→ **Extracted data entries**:
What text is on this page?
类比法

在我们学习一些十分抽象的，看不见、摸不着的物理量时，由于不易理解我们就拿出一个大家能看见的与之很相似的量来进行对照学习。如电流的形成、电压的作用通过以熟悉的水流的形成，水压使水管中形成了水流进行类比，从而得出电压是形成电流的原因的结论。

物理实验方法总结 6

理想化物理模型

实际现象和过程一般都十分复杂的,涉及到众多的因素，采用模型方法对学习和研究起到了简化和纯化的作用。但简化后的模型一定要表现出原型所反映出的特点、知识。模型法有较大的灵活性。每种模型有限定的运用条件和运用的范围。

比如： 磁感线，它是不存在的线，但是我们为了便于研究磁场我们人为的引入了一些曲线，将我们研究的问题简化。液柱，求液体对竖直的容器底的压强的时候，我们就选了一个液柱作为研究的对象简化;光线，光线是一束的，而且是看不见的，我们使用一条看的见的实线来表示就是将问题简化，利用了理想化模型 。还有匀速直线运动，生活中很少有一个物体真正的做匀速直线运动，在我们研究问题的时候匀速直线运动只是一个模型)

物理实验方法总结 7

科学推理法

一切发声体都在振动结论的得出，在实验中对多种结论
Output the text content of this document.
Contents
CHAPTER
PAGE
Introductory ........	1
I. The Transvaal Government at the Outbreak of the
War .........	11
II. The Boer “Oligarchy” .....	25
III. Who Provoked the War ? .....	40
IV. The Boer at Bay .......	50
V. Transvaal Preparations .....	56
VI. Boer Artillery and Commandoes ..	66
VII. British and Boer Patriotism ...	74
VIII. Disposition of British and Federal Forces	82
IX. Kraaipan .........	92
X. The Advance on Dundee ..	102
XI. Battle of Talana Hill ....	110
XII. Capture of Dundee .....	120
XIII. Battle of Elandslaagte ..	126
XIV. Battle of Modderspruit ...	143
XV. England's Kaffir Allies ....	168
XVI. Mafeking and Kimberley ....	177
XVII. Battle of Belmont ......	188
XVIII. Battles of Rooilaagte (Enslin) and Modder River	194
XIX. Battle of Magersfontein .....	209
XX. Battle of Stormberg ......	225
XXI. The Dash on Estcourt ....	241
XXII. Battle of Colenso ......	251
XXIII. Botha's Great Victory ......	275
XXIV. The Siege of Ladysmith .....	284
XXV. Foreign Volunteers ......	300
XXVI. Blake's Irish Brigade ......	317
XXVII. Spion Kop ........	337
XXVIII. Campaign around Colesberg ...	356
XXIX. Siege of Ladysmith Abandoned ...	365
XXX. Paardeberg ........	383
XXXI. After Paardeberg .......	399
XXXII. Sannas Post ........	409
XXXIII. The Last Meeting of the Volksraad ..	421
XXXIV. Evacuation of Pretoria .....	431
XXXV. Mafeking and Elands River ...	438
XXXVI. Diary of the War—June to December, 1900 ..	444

→ **Problem to solve**:
Copy each line in the data that holds the word "River".

→ **Worked solution**:
XVIII. Battles of Rooilaagte (Enslin) and Modder River	194
XXXV. Mafeking and Elands River ...	438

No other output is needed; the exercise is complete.